Requirement: Check every line below for the word "Julia" and copy each one that has it.

Listed entries:
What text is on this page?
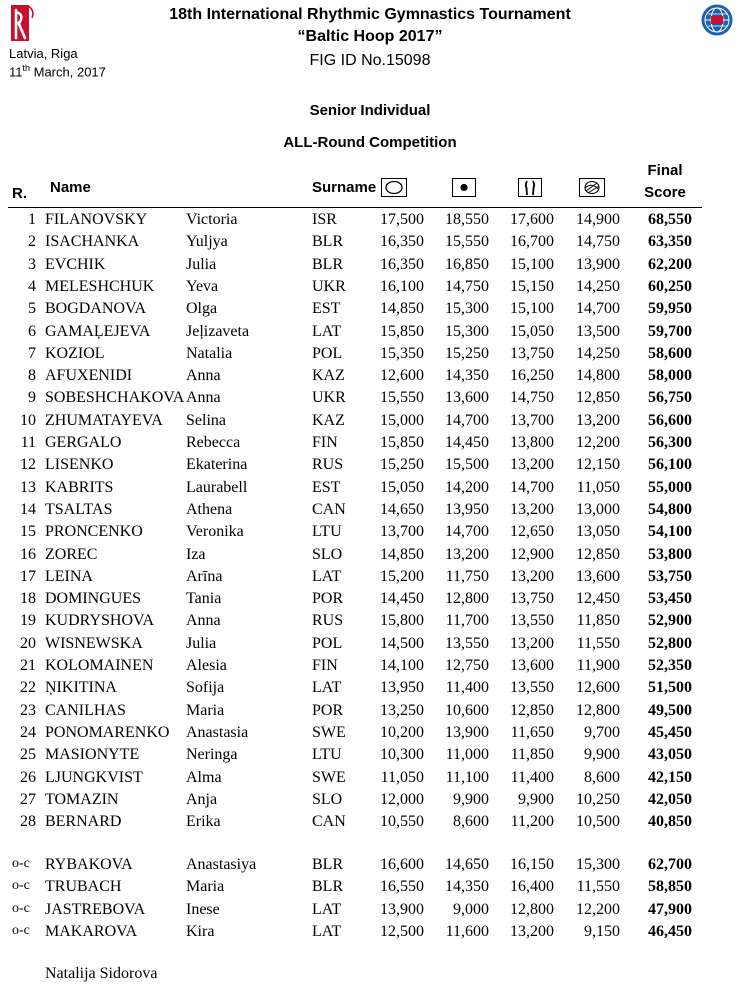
Latvia, Riga
11th March, 2017
18th International Rhythmic Gymnastics Tournament
“Baltic Hoop 2017”
FIG ID No.15098
Senior Individual
ALL-Round Competition
R. Name	Surname
Final
Score
1 FILANOVSKY Victoria	ISR	17,500	18,550	17,600	14,900	68,550
2 ISACHANKA	Yuljya	BLR	16,350	15,550	16,700	14,750	63,350
3 EVCHIK	Julia	BLR	16,350	16,850	15,100	13,900	62,200
4 MELESHCHUK Yeva	UKR	16,100	14,750	15,150	14,250	60,250
5 BOGDANOVA Olga	EST	14,850	15,300	15,100	14,700	59,950
6 GAMAĻEJEVA Jeļizaveta	LAT	15,850	15,300	15,050	13,500	59,700
7 KOZIOL	Natalia	POL	15,350	15,250	13,750	14,250	58,600
8 AFUXENIDI	Anna	KAZ	12,600	14,350	16,250	14,800	58,000
9 SOBESHCHAKOVA Anna	UKR	15,550	13,600	14,750	12,850	56,750
10 ZHUMATAYEVA Selina	KAZ	15,000	14,700	13,700	13,200	56,600
11 GERGALO	Rebecca	FIN	15,850	14,450	13,800	12,200	56,300
12 LISENKO	Ekaterina	RUS	15,250	15,500	13,200	12,150	56,100
13 KABRITS	Laurabell	EST	15,050	14,200	14,700	11,050	55,000
14 TSALTAS	Athena	CAN	14,650	13,950	13,200	13,000	54,800
15 PRONCENKO	Veronika	LTU	13,700	14,700	12,650	13,050	54,100
16 ZOREC	Iza	SLO	14,850	13,200	12,900	12,850	53,800
17 LEINA	Arīna	LAT	15,200	11,750	13,200	13,600	53,750
18 DOMINGUES	Tania	POR	14,450	12,800	13,750	12,450	53,450
19 KUDRYSHOVA Anna	RUS	15,800	11,700	13,550	11,850	52,900
20 WISNEWSKA	Julia	POL	14,500	13,550	13,200	11,550	52,800
21 KOLOMAINEN Alesia	FIN	14,100	12,750	13,600	11,900	52,350
22 ŅIKITINA	Sofija	LAT	13,950	11,400	13,550	12,600	51,500
23 CANILHAS	Maria	POR	13,250	10,600	12,850	12,800	49,500
24 PONOMARENKO Anastasia	SWE	10,200	13,900	11,650	9,700	45,450
25 MASIONYTE	Neringa	LTU	10,300	11,000	11,850	9,900	43,050
26 LJUNGKVIST	Alma	SWE	11,050	11,100	11,400	8,600	42,150
27 TOMAZIN	Anja	SLO	12,000	9,900	9,900	10,250	42,050
28 BERNARD	Erika	CAN	10,550	8,600	11,200	10,500	40,850
o-c RYBAKOVA	Anastasiya	BLR	16,600	14,650	16,150	15,300	62,700
o-c TRUBACH	Maria	BLR	16,550	14,350	16,400	11,550	58,850
o-c JASTREBOVA	Inese	LAT	13,900	9,000	12,800	12,200	47,900
o-c MAKAROVA	Kira	LAT	12,500	11,600	13,200	9,150	46,450
Natalija Sidorova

Solution to the problem:
3 EVCHIK	Julia	BLR	16,350	16,850	15,100	13,900	62,200
20 WISNEWSKA	Julia	POL	14,500	13,550	13,200	11,550	52,800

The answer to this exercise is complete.